Extract the whole listing as it stands. Do not include the pictures.
## start Provided records
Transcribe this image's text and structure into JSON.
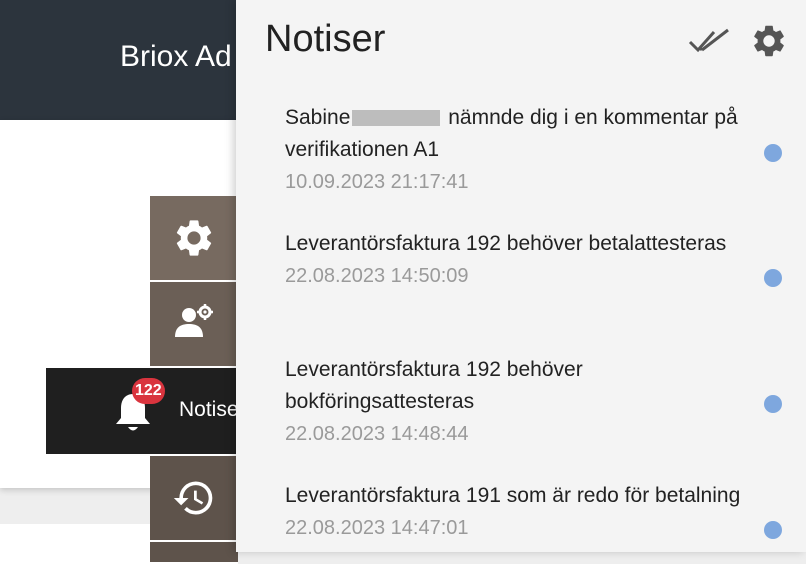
{
  "app": {
    "title": "Briox Ad"
  },
  "sidebar": {
    "notifications": {
      "label": "Notiser",
      "badge_count": "122"
    }
  },
  "panel": {
    "title": "Notiser",
    "items": [
      {
        "name_prefix": "Sabine",
        "text": "nämnde dig i en kommentar på verifikationen A1",
        "timestamp": "10.09.2023 21:17:41",
        "unread": true
      },
      {
        "text": "Leverantörsfaktura 192 behöver betalattesteras",
        "timestamp": "22.08.2023 14:50:09",
        "unread": true
      },
      {
        "text": "Leverantörsfaktura 192 behöver bokföringsattesteras",
        "timestamp": "22.08.2023 14:48:44",
        "unread": true
      },
      {
        "text": "Leverantörsfaktura 191 som är redo för betalning",
        "timestamp": "22.08.2023 14:47:01",
        "unread": true
      }
    ]
  },
  "colors": {
    "topbar": "#2c343d",
    "panel_bg": "#f4f4f4",
    "unread_dot": "#7ea7de",
    "badge": "#d9343e"
  }
}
## end Provided records
- _Problem solution_
Transcribe this image's text and structure into JSON.
{
  "app": {
    "title": "Briox Ad"
  },
  "sidebar": {
    "notifications": {
      "label": "Notiser",
      "badge_count": "122"
    }
  },
  "panel": {
    "title": "Notiser",
    "items": [
      {
        "name_prefix": "Sabine",
        "text": "nämnde dig i en kommentar på verifikationen A1",
        "timestamp": "10.09.2023 21:17:41",
        "unread": true
      },
      {
        "text": "Leverantörsfaktura 192 behöver betalattesteras",
        "timestamp": "22.08.2023 14:50:09",
        "unread": true
      },
      {
        "text": "Leverantörsfaktura 192 behöver bokföringsattesteras",
        "timestamp": "22.08.2023 14:48:44",
        "unread": true
      },
      {
        "text": "Leverantörsfaktura 191 som är redo för betalning",
        "timestamp": "22.08.2023 14:47:01",
        "unread": true
      }
    ]
  },
  "colors": {
    "topbar": "#2c343d",
    "panel_bg": "#f4f4f4",
    "unread_dot": "#7ea7de",
    "badge": "#d9343e"
  }
}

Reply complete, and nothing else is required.